• REQUIREMENTS:
Give an exact transcription of every line, dropping the images.

• RECORDS PROVIDED:
──────────────────────────────

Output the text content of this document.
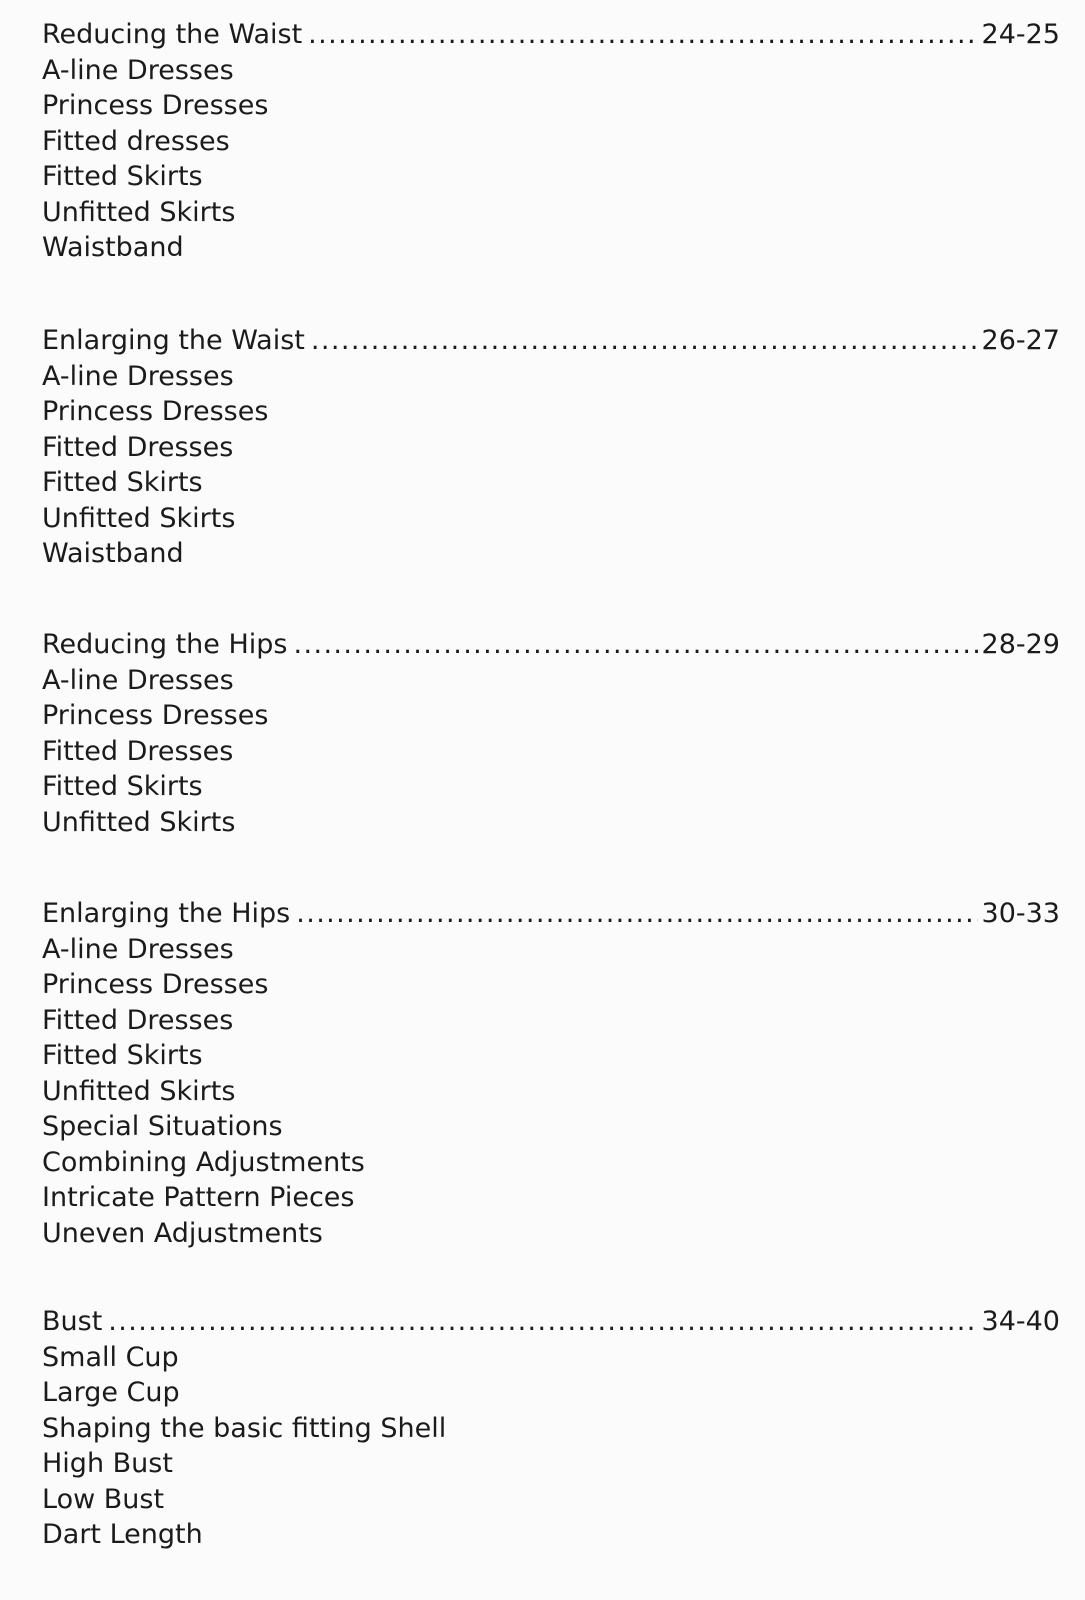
Reducing the Waist .....	24-25
A-line Dresses
Princess Dresses
Fitted dresses
Fitted Skirts
Unfitted Skirts
Waistband
Enlarging the Waist .....	26-27
A-line Dresses
Princess Dresses
Fitted Dresses
Fitted Skirts
Unfitted Skirts
Waistband
Reducing the Hips .....	28-29
A-line Dresses
Princess Dresses
Fitted Dresses
Fitted Skirts
Unfitted Skirts
Enlarging the Hips .....	30-33
A-line Dresses
Princess Dresses
Fitted Dresses
Fitted Skirts
Unfitted Skirts
Special Situations
Combining Adjustments
Intricate Pattern Pieces
Uneven Adjustments
Bust .....	34-40
Small Cup
Large Cup
Shaping the basic fitting Shell
High Bust
Low Bust
Dart Length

──────────────────────────────

• SOLUTION:
Output the text content of this document.
Reducing the Waist .....	24-25
A-line Dresses
Princess Dresses
Fitted dresses
Fitted Skirts
Unfitted Skirts
Waistband
Enlarging the Waist .....	26-27
A-line Dresses
Princess Dresses
Fitted Dresses
Fitted Skirts
Unfitted Skirts
Waistband
Reducing the Hips .....	28-29
A-line Dresses
Princess Dresses
Fitted Dresses
Fitted Skirts
Unfitted Skirts
Enlarging the Hips .....	30-33
A-line Dresses
Princess Dresses
Fitted Dresses
Fitted Skirts
Unfitted Skirts
Special Situations
Combining Adjustments
Intricate Pattern Pieces
Uneven Adjustments
Bust .....	34-40
Small Cup
Large Cup
Shaping the basic fitting Shell
High Bust
Low Bust
Dart Length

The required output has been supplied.